##### Input rows #####
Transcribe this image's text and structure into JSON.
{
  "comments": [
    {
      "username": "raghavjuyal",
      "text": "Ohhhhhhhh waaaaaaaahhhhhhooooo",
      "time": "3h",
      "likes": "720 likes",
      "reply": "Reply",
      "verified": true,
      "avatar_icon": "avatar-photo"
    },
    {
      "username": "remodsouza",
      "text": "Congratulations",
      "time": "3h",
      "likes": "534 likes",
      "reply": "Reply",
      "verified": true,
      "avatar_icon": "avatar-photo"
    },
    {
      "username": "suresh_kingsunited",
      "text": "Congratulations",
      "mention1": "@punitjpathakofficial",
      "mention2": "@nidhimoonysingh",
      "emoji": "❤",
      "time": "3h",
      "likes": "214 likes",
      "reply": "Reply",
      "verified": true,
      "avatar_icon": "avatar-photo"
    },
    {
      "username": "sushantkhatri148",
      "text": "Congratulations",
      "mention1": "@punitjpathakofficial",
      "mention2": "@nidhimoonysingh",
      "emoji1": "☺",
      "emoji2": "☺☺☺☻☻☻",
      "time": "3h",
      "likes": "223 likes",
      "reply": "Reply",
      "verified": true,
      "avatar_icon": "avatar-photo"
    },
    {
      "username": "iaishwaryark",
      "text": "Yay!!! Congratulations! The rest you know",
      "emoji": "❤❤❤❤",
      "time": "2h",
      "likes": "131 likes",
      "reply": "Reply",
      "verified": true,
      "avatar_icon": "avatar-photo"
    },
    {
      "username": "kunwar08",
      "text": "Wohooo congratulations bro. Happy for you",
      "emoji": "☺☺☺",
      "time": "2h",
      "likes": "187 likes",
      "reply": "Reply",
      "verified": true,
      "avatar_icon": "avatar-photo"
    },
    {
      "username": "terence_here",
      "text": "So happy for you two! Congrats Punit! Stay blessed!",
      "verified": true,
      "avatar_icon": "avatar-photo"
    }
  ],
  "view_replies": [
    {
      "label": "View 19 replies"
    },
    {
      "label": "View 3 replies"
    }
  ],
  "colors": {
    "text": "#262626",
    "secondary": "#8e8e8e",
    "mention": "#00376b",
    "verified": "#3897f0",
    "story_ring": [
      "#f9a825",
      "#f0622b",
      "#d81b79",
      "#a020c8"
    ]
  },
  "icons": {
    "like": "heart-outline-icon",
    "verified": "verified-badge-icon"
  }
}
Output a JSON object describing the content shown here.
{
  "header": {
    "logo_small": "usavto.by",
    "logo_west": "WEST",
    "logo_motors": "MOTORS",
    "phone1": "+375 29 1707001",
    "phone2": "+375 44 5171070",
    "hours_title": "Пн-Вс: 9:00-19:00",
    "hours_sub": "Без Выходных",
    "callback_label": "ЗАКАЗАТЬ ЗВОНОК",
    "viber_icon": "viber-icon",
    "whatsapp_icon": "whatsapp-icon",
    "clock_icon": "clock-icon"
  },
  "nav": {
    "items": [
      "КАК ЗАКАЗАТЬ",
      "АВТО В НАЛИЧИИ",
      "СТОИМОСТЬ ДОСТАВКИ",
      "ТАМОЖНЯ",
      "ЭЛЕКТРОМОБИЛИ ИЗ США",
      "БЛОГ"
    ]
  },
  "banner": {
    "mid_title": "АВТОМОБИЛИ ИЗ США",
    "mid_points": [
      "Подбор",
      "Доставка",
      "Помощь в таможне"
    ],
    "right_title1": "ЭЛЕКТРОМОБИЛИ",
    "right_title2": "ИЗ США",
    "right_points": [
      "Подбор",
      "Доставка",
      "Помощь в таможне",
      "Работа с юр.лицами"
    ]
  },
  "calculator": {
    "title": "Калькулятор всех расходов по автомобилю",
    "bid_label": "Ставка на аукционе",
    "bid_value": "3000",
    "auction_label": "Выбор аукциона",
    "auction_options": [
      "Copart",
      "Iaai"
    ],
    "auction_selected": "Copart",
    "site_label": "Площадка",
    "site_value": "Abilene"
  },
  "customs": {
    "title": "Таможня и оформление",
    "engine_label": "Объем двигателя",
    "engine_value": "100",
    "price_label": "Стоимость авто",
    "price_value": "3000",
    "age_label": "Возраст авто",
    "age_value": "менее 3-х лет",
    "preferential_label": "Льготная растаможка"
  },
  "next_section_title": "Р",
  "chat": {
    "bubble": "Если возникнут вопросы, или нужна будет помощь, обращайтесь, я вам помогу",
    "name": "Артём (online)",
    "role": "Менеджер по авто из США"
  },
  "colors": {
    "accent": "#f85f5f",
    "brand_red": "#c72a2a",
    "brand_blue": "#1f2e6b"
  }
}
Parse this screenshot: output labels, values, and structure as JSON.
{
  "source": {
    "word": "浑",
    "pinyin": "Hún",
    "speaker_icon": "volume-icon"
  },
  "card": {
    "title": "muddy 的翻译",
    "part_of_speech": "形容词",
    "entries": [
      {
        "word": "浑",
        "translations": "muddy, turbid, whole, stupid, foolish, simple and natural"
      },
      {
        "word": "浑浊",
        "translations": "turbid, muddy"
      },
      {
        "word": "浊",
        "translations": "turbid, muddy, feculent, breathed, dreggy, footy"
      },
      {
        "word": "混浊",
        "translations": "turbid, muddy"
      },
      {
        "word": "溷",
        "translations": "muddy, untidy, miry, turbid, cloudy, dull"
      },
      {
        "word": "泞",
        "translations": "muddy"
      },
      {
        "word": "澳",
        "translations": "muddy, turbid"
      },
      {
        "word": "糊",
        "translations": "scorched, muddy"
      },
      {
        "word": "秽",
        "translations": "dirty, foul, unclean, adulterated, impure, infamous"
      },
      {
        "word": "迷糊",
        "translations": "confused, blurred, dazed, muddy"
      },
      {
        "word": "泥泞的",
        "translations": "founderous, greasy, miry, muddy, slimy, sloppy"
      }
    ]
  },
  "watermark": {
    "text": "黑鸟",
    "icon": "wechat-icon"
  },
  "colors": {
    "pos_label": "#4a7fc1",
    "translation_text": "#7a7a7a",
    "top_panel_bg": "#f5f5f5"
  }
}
#####
Copy all the records above exactly, missing none.

Transcribe this image's text and structure into JSON.
{
  "comments": [
    {
      "username": "raghavjuyal",
      "text": "Ohhhhhhhh waaaaaaaahhhhhhooooo",
      "time": "3h",
      "likes": "720 likes",
      "reply": "Reply",
      "verified": true,
      "avatar_icon": "avatar-photo"
    },
    {
      "username": "remodsouza",
      "text": "Congratulations",
      "time": "3h",
      "likes": "534 likes",
      "reply": "Reply",
      "verified": true,
      "avatar_icon": "avatar-photo"
    },
    {
      "username": "suresh_kingsunited",
      "text": "Congratulations",
      "mention1": "@punitjpathakofficial",
      "mention2": "@nidhimoonysingh",
      "emoji": "❤",
      "time": "3h",
      "likes": "214 likes",
      "reply": "Reply",
      "verified": true,
      "avatar_icon": "avatar-photo"
    },
    {
      "username": "sushantkhatri148",
      "text": "Congratulations",
      "mention1": "@punitjpathakofficial",
      "mention2": "@nidhimoonysingh",
      "emoji1": "☺",
      "emoji2": "☺☺☺☻☻☻",
      "time": "3h",
      "likes": "223 likes",
      "reply": "Reply",
      "verified": true,
      "avatar_icon": "avatar-photo"
    },
    {
      "username": "iaishwaryark",
      "text": "Yay!!! Congratulations! The rest you know",
      "emoji": "❤❤❤❤",
      "time": "2h",
      "likes": "131 likes",
      "reply": "Reply",
      "verified": true,
      "avatar_icon": "avatar-photo"
    },
    {
      "username": "kunwar08",
      "text": "Wohooo congratulations bro. Happy for you",
      "emoji": "☺☺☺",
      "time": "2h",
      "likes": "187 likes",
      "reply": "Reply",
      "verified": true,
      "avatar_icon": "avatar-photo"
    },
    {
      "username": "terence_here",
      "text": "So happy for you two! Congrats Punit! Stay blessed!",
      "verified": true,
      "avatar_icon": "avatar-photo"
    }
  ],
  "view_replies": [
    {
      "label": "View 19 replies"
    },
    {
      "label": "View 3 replies"
    }
  ],
  "colors": {
    "text": "#262626",
    "secondary": "#8e8e8e",
    "mention": "#00376b",
    "verified": "#3897f0",
    "story_ring": [
      "#f9a825",
      "#f0622b",
      "#d81b79",
      "#a020c8"
    ]
  },
  "icons": {
    "like": "heart-outline-icon",
    "verified": "verified-badge-icon"
  }
}
Output a JSON object describing the content shown here.
{
  "header": {
    "logo_small": "usavto.by",
    "logo_west": "WEST",
    "logo_motors": "MOTORS",
    "phone1": "+375 29 1707001",
    "phone2": "+375 44 5171070",
    "hours_title": "Пн-Вс: 9:00-19:00",
    "hours_sub": "Без Выходных",
    "callback_label": "ЗАКАЗАТЬ ЗВОНОК",
    "viber_icon": "viber-icon",
    "whatsapp_icon": "whatsapp-icon",
    "clock_icon": "clock-icon"
  },
  "nav": {
    "items": [
      "КАК ЗАКАЗАТЬ",
      "АВТО В НАЛИЧИИ",
      "СТОИМОСТЬ ДОСТАВКИ",
      "ТАМОЖНЯ",
      "ЭЛЕКТРОМОБИЛИ ИЗ США",
      "БЛОГ"
    ]
  },
  "banner": {
    "mid_title": "АВТОМОБИЛИ ИЗ США",
    "mid_points": [
      "Подбор",
      "Доставка",
      "Помощь в таможне"
    ],
    "right_title1": "ЭЛЕКТРОМОБИЛИ",
    "right_title2": "ИЗ США",
    "right_points": [
      "Подбор",
      "Доставка",
      "Помощь в таможне",
      "Работа с юр.лицами"
    ]
  },
  "calculator": {
    "title": "Калькулятор всех расходов по автомобилю",
    "bid_label": "Ставка на аукционе",
    "bid_value": "3000",
    "auction_label": "Выбор аукциона",
    "auction_options": [
      "Copart",
      "Iaai"
    ],
    "auction_selected": "Copart",
    "site_label": "Площадка",
    "site_value": "Abilene"
  },
  "customs": {
    "title": "Таможня и оформление",
    "engine_label": "Объем двигателя",
    "engine_value": "100",
    "price_label": "Стоимость авто",
    "price_value": "3000",
    "age_label": "Возраст авто",
    "age_value": "менее 3-х лет",
    "preferential_label": "Льготная растаможка"
  },
  "next_section_title": "Р",
  "chat": {
    "bubble": "Если возникнут вопросы, или нужна будет помощь, обращайтесь, я вам помогу",
    "name": "Артём (online)",
    "role": "Менеджер по авто из США"
  },
  "colors": {
    "accent": "#f85f5f",
    "brand_red": "#c72a2a",
    "brand_blue": "#1f2e6b"
  }
}
Parse this screenshot: output labels, values, and structure as JSON.
{
  "source": {
    "word": "浑",
    "pinyin": "Hún",
    "speaker_icon": "volume-icon"
  },
  "card": {
    "title": "muddy 的翻译",
    "part_of_speech": "形容词",
    "entries": [
      {
        "word": "浑",
        "translations": "muddy, turbid, whole, stupid, foolish, simple and natural"
      },
      {
        "word": "浑浊",
        "translations": "turbid, muddy"
      },
      {
        "word": "浊",
        "translations": "turbid, muddy, feculent, breathed, dreggy, footy"
      },
      {
        "word": "混浊",
        "translations": "turbid, muddy"
      },
      {
        "word": "溷",
        "translations": "muddy, untidy, miry, turbid, cloudy, dull"
      },
      {
        "word": "泞",
        "translations": "muddy"
      },
      {
        "word": "澳",
        "translations": "muddy, turbid"
      },
      {
        "word": "糊",
        "translations": "scorched, muddy"
      },
      {
        "word": "秽",
        "translations": "dirty, foul, unclean, adulterated, impure, infamous"
      },
      {
        "word": "迷糊",
        "translations": "confused, blurred, dazed, muddy"
      },
      {
        "word": "泥泞的",
        "translations": "founderous, greasy, miry, muddy, slimy, sloppy"
      }
    ]
  },
  "watermark": {
    "text": "黑鸟",
    "icon": "wechat-icon"
  },
  "colors": {
    "pos_label": "#4a7fc1",
    "translation_text": "#7a7a7a",
    "top_panel_bg": "#f5f5f5"
  }
}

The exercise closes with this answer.